◆ Texto:

━━━━━━━━━━

Recorrida / Autora: (…) – Sociedade de Agricultura de Grupo, Lda.
A Autora apresentou requerimento de injunção peticionando a condenação da Ré a pagar-lhe a quantia de € 17.334,44 de capital, € 2.090,10 de juros de mora vencidos, € 123,00 referente a outras quantias e € 153,00 de taxa de justiça.
Alegou, para tanto, que, no exercício da sua atividade comercial e por solicitação da Ré, forneceu-lhe silagem de milho, pelo que se encontra em dívida a quantia de € 17.334,44 da fatura emitida a 06/10/2022, vencida a 05/11/2022, pelo valor global de € 38.478,00, uma vez que a título de capital foram efetuados pagamento no montante de € 21.143,56.
A Ré deduziu oposição impugnando que tenha tido lugar o fornecimento de silagem de milho e o valor cobrado.
Alegou ter sido prestado serviço de corte e transporte de silagem no ano de 2022, tal como aquele que foi prestado no ano de 2021 (nos mesmos 33 hectares, relativo a 1.508.360 Kg de milho para silagem), a que corresponde a fatura 2021/91 pelo valor de € 14.187,60 + IVA, no valor total de € 15.038,86.
Alegou ainda que não corresponde à verdade o que consta da fatura, a silagem de milho de 33 hectares à razão de € 1.100,00.
Conclui que a ação não pode proceder, quando muito ser fixado um valor que seja justo e equilibrado, nos termos do artigo 883.º do Código Civil, pelos serviços prestados.
Em resposta, a Autora invocou que emitiu a fatura 2022/106, no valor de € 38.478,00 por conta dos serviços que prestou à Ré, que esta recebeu a fatura e apenas pagou o montante de € 21.146,56, pelo que permanece em dívida o remanescente, no valor de € 17.334,44.
Consta da ata da audiência prévia terem sido pedidos esclarecimentos pelo Tribunal às partes relativamente a notadas incongruências de factos alegados, no seguimento do que foram prestados oralmente requerimentos, mostrando-se exarado que:
- a Autora declarou que a fatura peticionada diz respeito à prestação de serviços de corte e transporte de silagem de milho;
- a Ré confirmou que a área de silagem cortada foi de 33 hectares, reiterando, porém, que a faturação do serviço por hectare não corresponde ao acordado.
II – O Objeto do Recurso
Decorridos os trâmites processuais documentados nos autos, foi proferida sentença julgando a ação parcialmente procedente, condenando a Ré a pagar à Autora a quantia de € 17.334,44 (dezassete mil e trezentos e trinta e quatro euros e quarenta e quatro cêntimos) a título de capital, a quantia de € 2.090,10 (dois mil e noventa euros e dez cêntimos) a título de juros vencidos desde 05/11/2022 e 20/11/2023, a quantia de € 40,00 (quarenta euros) a título de custos de cobrança de dívida, absolvendo a Ré do demais peticionado.

━━━━━━━━━━

◆ Dados:
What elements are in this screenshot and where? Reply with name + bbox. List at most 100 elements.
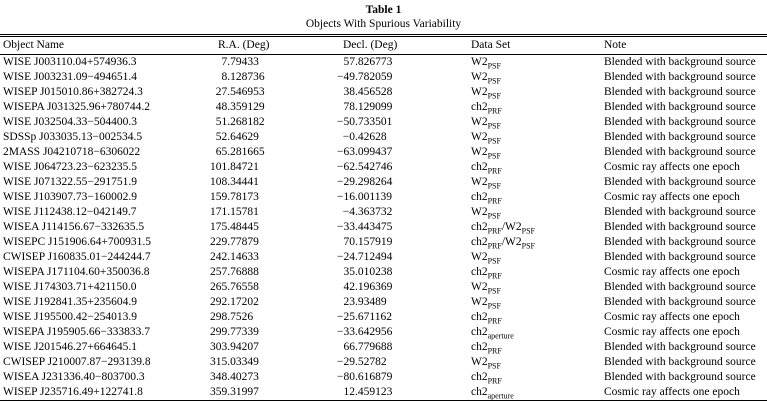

━━━━━━━━━━

◆ O que fazer: Continua o texto sobre a cobrança da fatura da silagem de milho, começando logo a seguir à última frase.

◆ Resposta:
Inconformada, a Ré apresentou-se a recorrer, pugnando pela revogação da decisão recorrida, a substituir por outra que considere que o valor devido deverá ser calculado com base no pagamento efetuado à tonelada no ano de 2021, devidamente atualizado de forma justa e equilibrada. As conclusões da alegação do recurso são as seguintes:
«1- A Ré nunca adquiriu silagem de milho à Autora.
2- Pelo contrário, e conforme resulta dos autos, vendeu à Autora silagem (docs. 2 e 3 juntos com a oposição).
3- Com a devida vénia, o tribunal a quo de forma errónea deu como provado a matéria constante do nº 7 de Factos Provados (porquanto resulta da conjugação dos factos não ter havido acordo nesse sentido).
4- O tribunal a quo deu como facto não provado a matéria constante da alínea a) de Factos não Provados, quando deveria, com a devida vénia, acrescentar à matéria constante de 3 dos factos provados, num total de 1.508.360 Kg, pelo preço de 10,00 euros a tonelada (como resulta de 5.º dos Factos Provados).
5- Donde que se espera que V. Exa. revoguem a douta sentença proferida quanto à matéria de facto dada como provada, no n.º 3 – No ano de 2021, a Autora a pedido da Ré procedeu ao corte de milho para silagem numa propriedade do (…), com uma área de 33 hectares, e transportou daí a referida silagem até á vacaria da Ré, num total de 1.508.360 Kg ao preço de 10,00 euros a tonelada, mais IVA.
6- Deverão também V. Exas. revogar o facto dado como provado no n.º 7 – Factos Provados , o qual deverá ter a seguinte redação – 7 – provado apenas que em data não apurada de 2022 o legal representante da Autora (…), encontrou-se com (…), junto da propriedade referida em 3 tendo acordado que a Autora procederia ao corte e transporte da silagem de milho a colher naquela propriedade, dentro de 6 ou sete dias, tendo ficado acordado que iriam fazer ambos as suas contas quanto ao preço do serviço.
7- Daqui decorre que esse Venerando Tribunal deverá com a devida vénia, revogar a sentença recorrida, absolvendo a Ré do pagamento à Autora em que foi condenada.
8- E substituindo-a por outra, em que considere, que o valor devido pelo corte de silagem de milho e transporte da propriedade do (…) para a vacaria da Ré, em 2022 deverá ser na base do pagamento efetuado à tonelada no ano de 2021, devidamente atualizado de forma justa e equilibrada, conforme previsto no artigo 883.º do Código Civil, aplicável por força dos artigos 1155.º e 1211.º do Código Civil.»
Não foram apresentadas contra-alegações.
Cumpre conhecer das seguintes questões:
i) da impugnação da decisão relativa à matéria de facto;
ii) do montante devido pela Ré à Autora.
III – Fundamentos
A – Os factos provados em 1.ª Instância
1. A Autora é uma sociedade de agricultura de grupo, que se dedica à exploração, produção, transformação e comercialização de produtos agrícolas.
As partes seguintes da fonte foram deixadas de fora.